Source data:
--- BEGIN ---
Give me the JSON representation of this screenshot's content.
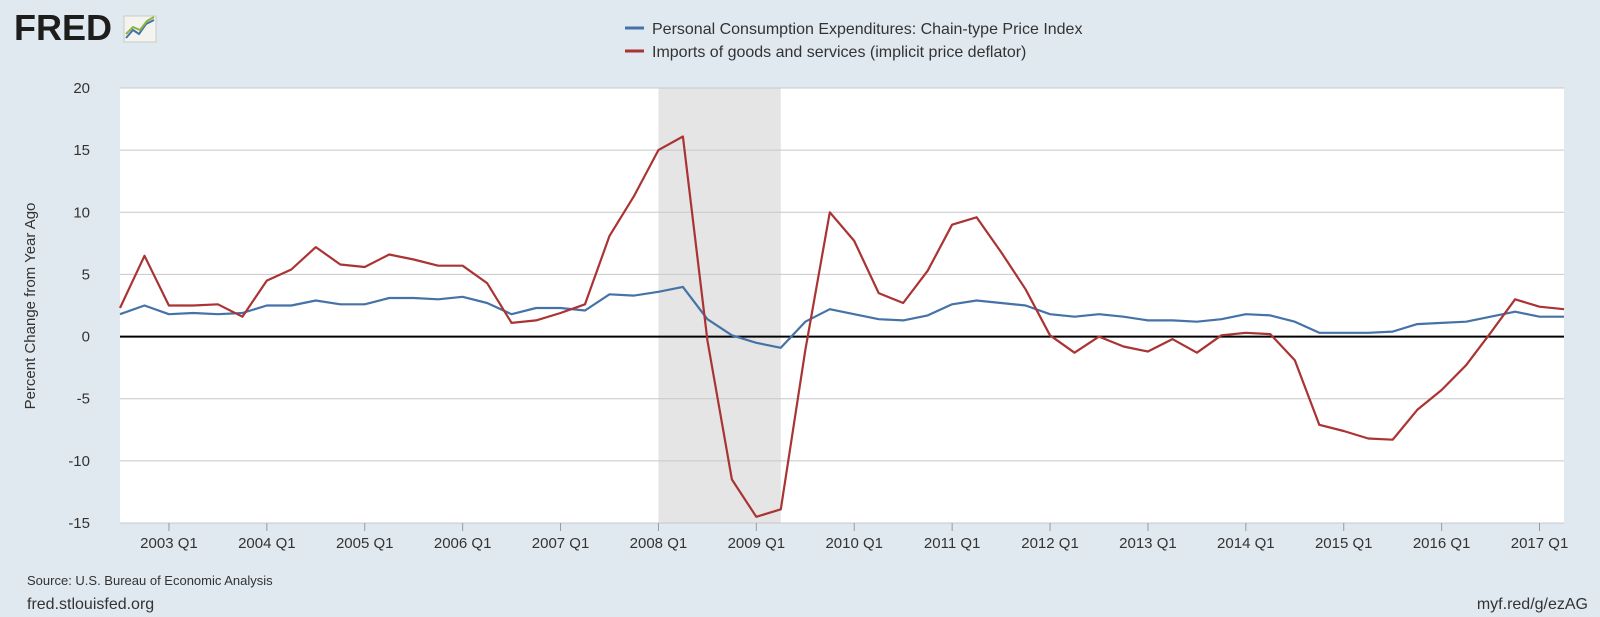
{
  "logo": {
    "text": "FRED"
  },
  "footer": {
    "source": "Source: U.S. Bureau of Economic Analysis",
    "site": "fred.stlouisfed.org",
    "short_url": "myf.red/g/ezAG"
  },
  "colors": {
    "background": "#e1e9f0",
    "plot_area": "#ffffff",
    "recession": "#e5e5e5",
    "pce": "#4572a7",
    "imports": "#aa3333",
    "grid": "#c8c8c8",
    "zero_line": "#000000"
  },
  "chart_data": {
    "type": "line",
    "ylabel": "Percent Change from Year Ago",
    "ylim": [
      -15,
      20
    ],
    "yticks": [
      -15,
      -10,
      -5,
      0,
      5,
      10,
      15,
      20
    ],
    "xlim": [
      "2002 Q3",
      "2017 Q2"
    ],
    "x_tick_labels": [
      "2003 Q1",
      "2004 Q1",
      "2005 Q1",
      "2006 Q1",
      "2007 Q1",
      "2008 Q1",
      "2009 Q1",
      "2010 Q1",
      "2011 Q1",
      "2012 Q1",
      "2013 Q1",
      "2014 Q1",
      "2015 Q1",
      "2016 Q1",
      "2017 Q1"
    ],
    "grid": true,
    "legend_position": "top-center",
    "recession_shading": [
      {
        "start": "2008 Q1",
        "end": "2009 Q2"
      }
    ],
    "x": [
      "2002 Q3",
      "2002 Q4",
      "2003 Q1",
      "2003 Q2",
      "2003 Q3",
      "2003 Q4",
      "2004 Q1",
      "2004 Q2",
      "2004 Q3",
      "2004 Q4",
      "2005 Q1",
      "2005 Q2",
      "2005 Q3",
      "2005 Q4",
      "2006 Q1",
      "2006 Q2",
      "2006 Q3",
      "2006 Q4",
      "2007 Q1",
      "2007 Q2",
      "2007 Q3",
      "2007 Q4",
      "2008 Q1",
      "2008 Q2",
      "2008 Q3",
      "2008 Q4",
      "2009 Q1",
      "2009 Q2",
      "2009 Q3",
      "2009 Q4",
      "2010 Q1",
      "2010 Q2",
      "2010 Q3",
      "2010 Q4",
      "2011 Q1",
      "2011 Q2",
      "2011 Q3",
      "2011 Q4",
      "2012 Q1",
      "2012 Q2",
      "2012 Q3",
      "2012 Q4",
      "2013 Q1",
      "2013 Q2",
      "2013 Q3",
      "2013 Q4",
      "2014 Q1",
      "2014 Q2",
      "2014 Q3",
      "2014 Q4",
      "2015 Q1",
      "2015 Q2",
      "2015 Q3",
      "2015 Q4",
      "2016 Q1",
      "2016 Q2",
      "2016 Q3",
      "2016 Q4",
      "2017 Q1",
      "2017 Q2"
    ],
    "series": [
      {
        "name": "Personal Consumption Expenditures: Chain-type Price Index",
        "color": "#4572a7",
        "values": [
          1.8,
          2.5,
          1.8,
          1.9,
          1.8,
          1.9,
          2.5,
          2.5,
          2.9,
          2.6,
          2.6,
          3.1,
          3.1,
          3.0,
          3.2,
          2.7,
          1.8,
          2.3,
          2.3,
          2.1,
          3.4,
          3.3,
          3.6,
          4.0,
          1.4,
          0.1,
          -0.5,
          -0.9,
          1.2,
          2.2,
          1.8,
          1.4,
          1.3,
          1.7,
          2.6,
          2.9,
          2.7,
          2.5,
          1.8,
          1.6,
          1.8,
          1.6,
          1.3,
          1.3,
          1.2,
          1.4,
          1.8,
          1.7,
          1.2,
          0.3,
          0.3,
          0.3,
          0.4,
          1.0,
          1.1,
          1.2,
          1.6,
          2.0,
          1.6,
          1.6
        ]
      },
      {
        "name": "Imports of goods and services (implicit price deflator)",
        "color": "#aa3333",
        "values": [
          2.3,
          6.5,
          2.5,
          2.5,
          2.6,
          1.6,
          4.5,
          5.4,
          7.2,
          5.8,
          5.6,
          6.6,
          6.2,
          5.7,
          5.7,
          4.3,
          1.1,
          1.3,
          1.9,
          2.6,
          8.1,
          11.3,
          15.0,
          16.1,
          -0.3,
          -11.5,
          -14.5,
          -13.9,
          -1.1,
          10.0,
          7.7,
          3.5,
          2.7,
          5.3,
          9.0,
          9.6,
          6.8,
          3.8,
          0.1,
          -1.3,
          0.0,
          -0.8,
          -1.2,
          -0.2,
          -1.3,
          0.1,
          0.3,
          0.2,
          -1.9,
          -7.1,
          -7.6,
          -8.2,
          -8.3,
          -5.9,
          -4.3,
          -2.3,
          0.3,
          3.0,
          2.4,
          2.2
        ]
      }
    ]
  }
}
--- END ---
GIVEN TASK:
Leaving all pictures aside, quote each record exactly.

RESULT OF THIS TASK:
Give me the JSON representation of this screenshot's content.
{
  "logo": {
    "text": "FRED"
  },
  "footer": {
    "source": "Source: U.S. Bureau of Economic Analysis",
    "site": "fred.stlouisfed.org",
    "short_url": "myf.red/g/ezAG"
  },
  "colors": {
    "background": "#e1e9f0",
    "plot_area": "#ffffff",
    "recession": "#e5e5e5",
    "pce": "#4572a7",
    "imports": "#aa3333",
    "grid": "#c8c8c8",
    "zero_line": "#000000"
  },
  "chart_data": {
    "type": "line",
    "ylabel": "Percent Change from Year Ago",
    "ylim": [
      -15,
      20
    ],
    "yticks": [
      -15,
      -10,
      -5,
      0,
      5,
      10,
      15,
      20
    ],
    "xlim": [
      "2002 Q3",
      "2017 Q2"
    ],
    "x_tick_labels": [
      "2003 Q1",
      "2004 Q1",
      "2005 Q1",
      "2006 Q1",
      "2007 Q1",
      "2008 Q1",
      "2009 Q1",
      "2010 Q1",
      "2011 Q1",
      "2012 Q1",
      "2013 Q1",
      "2014 Q1",
      "2015 Q1",
      "2016 Q1",
      "2017 Q1"
    ],
    "grid": true,
    "legend_position": "top-center",
    "recession_shading": [
      {
        "start": "2008 Q1",
        "end": "2009 Q2"
      }
    ],
    "x": [
      "2002 Q3",
      "2002 Q4",
      "2003 Q1",
      "2003 Q2",
      "2003 Q3",
      "2003 Q4",
      "2004 Q1",
      "2004 Q2",
      "2004 Q3",
      "2004 Q4",
      "2005 Q1",
      "2005 Q2",
      "2005 Q3",
      "2005 Q4",
      "2006 Q1",
      "2006 Q2",
      "2006 Q3",
      "2006 Q4",
      "2007 Q1",
      "2007 Q2",
      "2007 Q3",
      "2007 Q4",
      "2008 Q1",
      "2008 Q2",
      "2008 Q3",
      "2008 Q4",
      "2009 Q1",
      "2009 Q2",
      "2009 Q3",
      "2009 Q4",
      "2010 Q1",
      "2010 Q2",
      "2010 Q3",
      "2010 Q4",
      "2011 Q1",
      "2011 Q2",
      "2011 Q3",
      "2011 Q4",
      "2012 Q1",
      "2012 Q2",
      "2012 Q3",
      "2012 Q4",
      "2013 Q1",
      "2013 Q2",
      "2013 Q3",
      "2013 Q4",
      "2014 Q1",
      "2014 Q2",
      "2014 Q3",
      "2014 Q4",
      "2015 Q1",
      "2015 Q2",
      "2015 Q3",
      "2015 Q4",
      "2016 Q1",
      "2016 Q2",
      "2016 Q3",
      "2016 Q4",
      "2017 Q1",
      "2017 Q2"
    ],
    "series": [
      {
        "name": "Personal Consumption Expenditures: Chain-type Price Index",
        "color": "#4572a7",
        "values": [
          1.8,
          2.5,
          1.8,
          1.9,
          1.8,
          1.9,
          2.5,
          2.5,
          2.9,
          2.6,
          2.6,
          3.1,
          3.1,
          3.0,
          3.2,
          2.7,
          1.8,
          2.3,
          2.3,
          2.1,
          3.4,
          3.3,
          3.6,
          4.0,
          1.4,
          0.1,
          -0.5,
          -0.9,
          1.2,
          2.2,
          1.8,
          1.4,
          1.3,
          1.7,
          2.6,
          2.9,
          2.7,
          2.5,
          1.8,
          1.6,
          1.8,
          1.6,
          1.3,
          1.3,
          1.2,
          1.4,
          1.8,
          1.7,
          1.2,
          0.3,
          0.3,
          0.3,
          0.4,
          1.0,
          1.1,
          1.2,
          1.6,
          2.0,
          1.6,
          1.6
        ]
      },
      {
        "name": "Imports of goods and services (implicit price deflator)",
        "color": "#aa3333",
        "values": [
          2.3,
          6.5,
          2.5,
          2.5,
          2.6,
          1.6,
          4.5,
          5.4,
          7.2,
          5.8,
          5.6,
          6.6,
          6.2,
          5.7,
          5.7,
          4.3,
          1.1,
          1.3,
          1.9,
          2.6,
          8.1,
          11.3,
          15.0,
          16.1,
          -0.3,
          -11.5,
          -14.5,
          -13.9,
          -1.1,
          10.0,
          7.7,
          3.5,
          2.7,
          5.3,
          9.0,
          9.6,
          6.8,
          3.8,
          0.1,
          -1.3,
          0.0,
          -0.8,
          -1.2,
          -0.2,
          -1.3,
          0.1,
          0.3,
          0.2,
          -1.9,
          -7.1,
          -7.6,
          -8.2,
          -8.3,
          -5.9,
          -4.3,
          -2.3,
          0.3,
          3.0,
          2.4,
          2.2
        ]
      }
    ]
  }
}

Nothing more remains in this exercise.